## EXERCISE BRIEF
Wherever the word "label" shows up in a line, please copy that line.

## RECORDS FOR THE EXERCISE
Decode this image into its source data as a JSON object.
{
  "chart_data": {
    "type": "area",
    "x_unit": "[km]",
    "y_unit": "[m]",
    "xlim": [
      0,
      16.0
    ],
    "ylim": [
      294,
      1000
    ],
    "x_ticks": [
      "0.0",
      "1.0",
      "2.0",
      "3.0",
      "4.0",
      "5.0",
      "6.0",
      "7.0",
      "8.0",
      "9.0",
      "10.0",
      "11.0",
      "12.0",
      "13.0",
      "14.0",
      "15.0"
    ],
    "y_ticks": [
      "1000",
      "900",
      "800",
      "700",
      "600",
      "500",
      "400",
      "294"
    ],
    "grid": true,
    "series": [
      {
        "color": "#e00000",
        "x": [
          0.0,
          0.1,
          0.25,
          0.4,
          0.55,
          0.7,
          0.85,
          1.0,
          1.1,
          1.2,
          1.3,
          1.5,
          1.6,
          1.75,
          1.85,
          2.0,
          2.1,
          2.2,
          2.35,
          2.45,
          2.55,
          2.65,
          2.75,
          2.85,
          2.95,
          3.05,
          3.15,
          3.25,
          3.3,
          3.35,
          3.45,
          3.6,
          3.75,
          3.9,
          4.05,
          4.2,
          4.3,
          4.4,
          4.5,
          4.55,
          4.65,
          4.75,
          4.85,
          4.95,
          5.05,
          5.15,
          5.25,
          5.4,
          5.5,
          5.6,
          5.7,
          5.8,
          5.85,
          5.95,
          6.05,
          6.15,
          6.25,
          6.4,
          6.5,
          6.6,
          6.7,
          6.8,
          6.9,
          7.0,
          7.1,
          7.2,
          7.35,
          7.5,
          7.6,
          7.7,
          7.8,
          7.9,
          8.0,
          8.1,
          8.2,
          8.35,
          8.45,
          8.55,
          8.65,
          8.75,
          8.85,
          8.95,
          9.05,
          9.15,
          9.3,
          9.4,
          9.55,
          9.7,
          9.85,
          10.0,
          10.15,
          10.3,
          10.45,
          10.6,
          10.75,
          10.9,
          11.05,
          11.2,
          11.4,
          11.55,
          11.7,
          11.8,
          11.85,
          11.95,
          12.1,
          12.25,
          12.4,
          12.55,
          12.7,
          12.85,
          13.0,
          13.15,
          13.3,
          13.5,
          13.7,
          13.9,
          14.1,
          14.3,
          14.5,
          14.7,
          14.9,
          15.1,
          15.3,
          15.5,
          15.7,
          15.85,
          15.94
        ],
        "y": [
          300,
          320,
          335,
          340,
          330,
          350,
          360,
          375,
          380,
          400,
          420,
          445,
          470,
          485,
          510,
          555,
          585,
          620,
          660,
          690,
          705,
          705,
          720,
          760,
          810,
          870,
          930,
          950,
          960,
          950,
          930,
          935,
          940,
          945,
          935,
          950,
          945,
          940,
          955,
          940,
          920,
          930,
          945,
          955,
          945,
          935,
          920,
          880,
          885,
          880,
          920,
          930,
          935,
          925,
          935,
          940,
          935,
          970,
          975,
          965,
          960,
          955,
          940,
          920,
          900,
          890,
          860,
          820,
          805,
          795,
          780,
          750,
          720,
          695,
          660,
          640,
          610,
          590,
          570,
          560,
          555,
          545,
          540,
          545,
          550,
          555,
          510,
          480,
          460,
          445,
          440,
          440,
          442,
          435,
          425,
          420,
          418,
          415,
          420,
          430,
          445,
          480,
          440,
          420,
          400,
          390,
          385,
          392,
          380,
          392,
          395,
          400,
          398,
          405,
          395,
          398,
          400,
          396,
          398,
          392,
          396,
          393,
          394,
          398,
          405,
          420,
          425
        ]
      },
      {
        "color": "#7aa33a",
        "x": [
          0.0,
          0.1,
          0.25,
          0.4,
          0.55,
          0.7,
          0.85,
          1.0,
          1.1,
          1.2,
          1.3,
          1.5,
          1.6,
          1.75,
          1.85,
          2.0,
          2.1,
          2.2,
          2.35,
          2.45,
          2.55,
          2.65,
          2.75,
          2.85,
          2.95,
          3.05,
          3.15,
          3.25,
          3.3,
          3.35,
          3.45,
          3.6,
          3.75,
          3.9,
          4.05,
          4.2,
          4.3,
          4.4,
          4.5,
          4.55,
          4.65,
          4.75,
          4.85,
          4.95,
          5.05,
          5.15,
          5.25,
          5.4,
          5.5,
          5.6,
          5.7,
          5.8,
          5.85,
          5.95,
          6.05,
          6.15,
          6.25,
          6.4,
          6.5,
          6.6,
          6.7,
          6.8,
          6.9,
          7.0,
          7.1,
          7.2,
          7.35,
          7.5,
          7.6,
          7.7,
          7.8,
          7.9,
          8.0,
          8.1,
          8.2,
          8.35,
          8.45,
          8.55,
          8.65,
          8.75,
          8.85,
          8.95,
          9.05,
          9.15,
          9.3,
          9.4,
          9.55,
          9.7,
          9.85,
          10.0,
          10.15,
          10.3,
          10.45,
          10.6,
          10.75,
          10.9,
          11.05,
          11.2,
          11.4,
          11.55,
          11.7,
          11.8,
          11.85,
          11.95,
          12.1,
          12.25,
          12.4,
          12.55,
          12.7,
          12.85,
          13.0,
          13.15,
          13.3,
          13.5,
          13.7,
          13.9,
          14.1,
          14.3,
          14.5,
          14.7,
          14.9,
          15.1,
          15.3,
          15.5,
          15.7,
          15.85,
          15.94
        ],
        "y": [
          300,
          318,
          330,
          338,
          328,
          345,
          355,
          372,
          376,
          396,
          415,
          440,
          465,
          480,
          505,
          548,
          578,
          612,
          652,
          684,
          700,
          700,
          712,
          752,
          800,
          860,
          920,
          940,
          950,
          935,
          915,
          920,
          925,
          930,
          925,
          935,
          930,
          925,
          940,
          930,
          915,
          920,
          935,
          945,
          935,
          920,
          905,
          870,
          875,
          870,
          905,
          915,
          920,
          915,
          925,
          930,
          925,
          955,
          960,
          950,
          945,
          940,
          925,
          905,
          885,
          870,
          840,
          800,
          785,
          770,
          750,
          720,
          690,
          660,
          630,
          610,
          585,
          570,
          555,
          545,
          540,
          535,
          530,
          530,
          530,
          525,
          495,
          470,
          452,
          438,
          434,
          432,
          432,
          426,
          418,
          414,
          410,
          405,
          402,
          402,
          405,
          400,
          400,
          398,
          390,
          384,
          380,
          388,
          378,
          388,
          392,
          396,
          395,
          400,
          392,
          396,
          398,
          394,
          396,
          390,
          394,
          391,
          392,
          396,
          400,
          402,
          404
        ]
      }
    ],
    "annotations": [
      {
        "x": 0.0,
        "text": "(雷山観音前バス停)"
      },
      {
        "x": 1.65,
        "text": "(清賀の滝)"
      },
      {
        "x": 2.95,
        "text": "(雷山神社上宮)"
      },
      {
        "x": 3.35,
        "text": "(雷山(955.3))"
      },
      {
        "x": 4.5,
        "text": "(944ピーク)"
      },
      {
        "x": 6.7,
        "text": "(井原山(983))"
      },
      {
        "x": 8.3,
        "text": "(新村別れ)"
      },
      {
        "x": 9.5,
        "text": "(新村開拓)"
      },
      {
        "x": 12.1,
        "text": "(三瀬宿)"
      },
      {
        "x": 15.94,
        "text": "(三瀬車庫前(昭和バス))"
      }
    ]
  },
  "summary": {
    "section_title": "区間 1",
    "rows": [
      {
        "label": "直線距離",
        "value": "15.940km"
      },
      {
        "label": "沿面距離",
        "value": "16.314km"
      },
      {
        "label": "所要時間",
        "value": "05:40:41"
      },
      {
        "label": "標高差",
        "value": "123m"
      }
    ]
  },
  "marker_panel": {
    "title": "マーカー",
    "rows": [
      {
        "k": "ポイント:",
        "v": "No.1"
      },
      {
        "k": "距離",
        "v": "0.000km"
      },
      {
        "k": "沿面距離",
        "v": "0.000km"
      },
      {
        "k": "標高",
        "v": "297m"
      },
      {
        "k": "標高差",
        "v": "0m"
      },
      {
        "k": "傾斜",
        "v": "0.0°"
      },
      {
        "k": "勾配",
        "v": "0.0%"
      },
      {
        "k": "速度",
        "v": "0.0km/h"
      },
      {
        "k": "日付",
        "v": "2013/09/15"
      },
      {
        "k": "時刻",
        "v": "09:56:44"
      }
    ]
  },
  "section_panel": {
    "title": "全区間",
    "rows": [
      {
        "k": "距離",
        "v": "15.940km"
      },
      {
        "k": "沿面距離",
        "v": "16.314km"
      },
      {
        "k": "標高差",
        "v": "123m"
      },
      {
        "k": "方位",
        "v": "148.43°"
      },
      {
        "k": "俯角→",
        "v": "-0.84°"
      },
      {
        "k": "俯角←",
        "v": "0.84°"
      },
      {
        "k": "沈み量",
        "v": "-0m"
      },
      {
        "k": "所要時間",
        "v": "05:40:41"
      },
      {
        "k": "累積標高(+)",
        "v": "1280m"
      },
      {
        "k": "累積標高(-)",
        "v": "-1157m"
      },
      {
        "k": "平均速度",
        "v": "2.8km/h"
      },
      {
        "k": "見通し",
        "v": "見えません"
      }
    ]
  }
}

## SOLUTION BELOW
        "label": "直線距離",
        "label": "沿面距離",
        "label": "所要時間",
        "label": "標高差",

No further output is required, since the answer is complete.